DATA FOR PROCESSING:
..........
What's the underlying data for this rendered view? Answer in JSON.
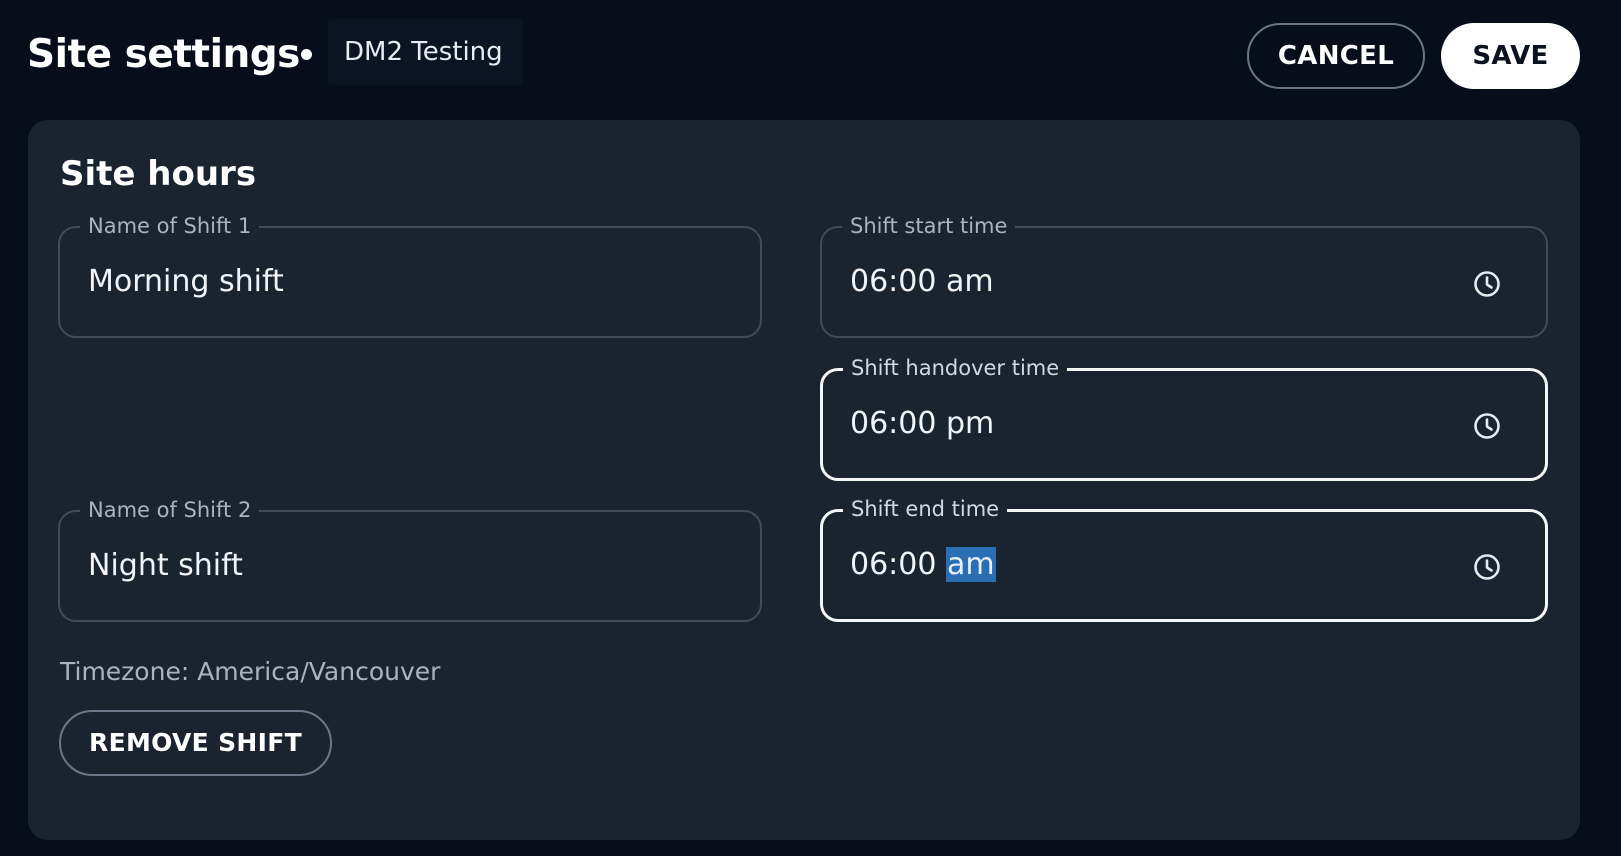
{
  "header": {
    "title": "Site settings",
    "site_name": "DM2 Testing",
    "cancel_label": "CANCEL",
    "save_label": "SAVE"
  },
  "site_hours": {
    "title": "Site hours",
    "shift1": {
      "name_label": "Name of Shift 1",
      "name_value": "Morning shift",
      "start_label": "Shift start time",
      "start_time": "06:00",
      "start_period": "am",
      "handover_label": "Shift handover time",
      "handover_time": "06:00",
      "handover_period": "pm"
    },
    "shift2": {
      "name_label": "Name of Shift 2",
      "name_value": "Night shift",
      "end_label": "Shift end time",
      "end_time": "06:00",
      "end_period": "am"
    },
    "timezone": "Timezone: America/Vancouver",
    "remove_label": "REMOVE SHIFT"
  },
  "icons": {
    "time_picker": "clock-icon"
  },
  "colors": {
    "background": "#070d1a",
    "card": "#1a2430",
    "selection": "#2a6fb4"
  }
}
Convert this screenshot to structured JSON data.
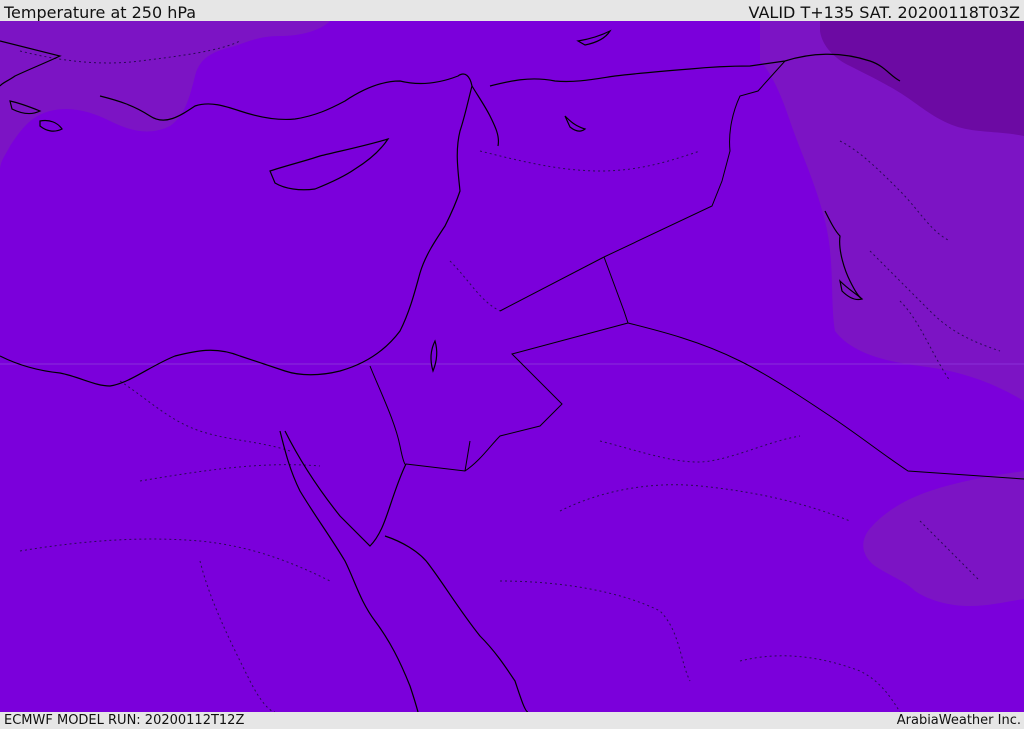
{
  "header": {
    "title": "Temperature at 250 hPa",
    "valid_time": "VALID T+135 SAT. 20200118T03Z"
  },
  "footer": {
    "model_run": "ECMWF MODEL RUN: 20200112T12Z",
    "credit": "ArabiaWeather Inc."
  },
  "map": {
    "colors": {
      "base_fill": "#7b00db",
      "slightly_colder": "#7c14c4",
      "colder": "#6c0aa3",
      "coastline": "#000000",
      "border": "#2a0a55"
    }
  }
}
..........
YOUR INSTRUCTIONS: Return only the number of lines in the entries that contain the string "JSON".

THE ANSWER: 2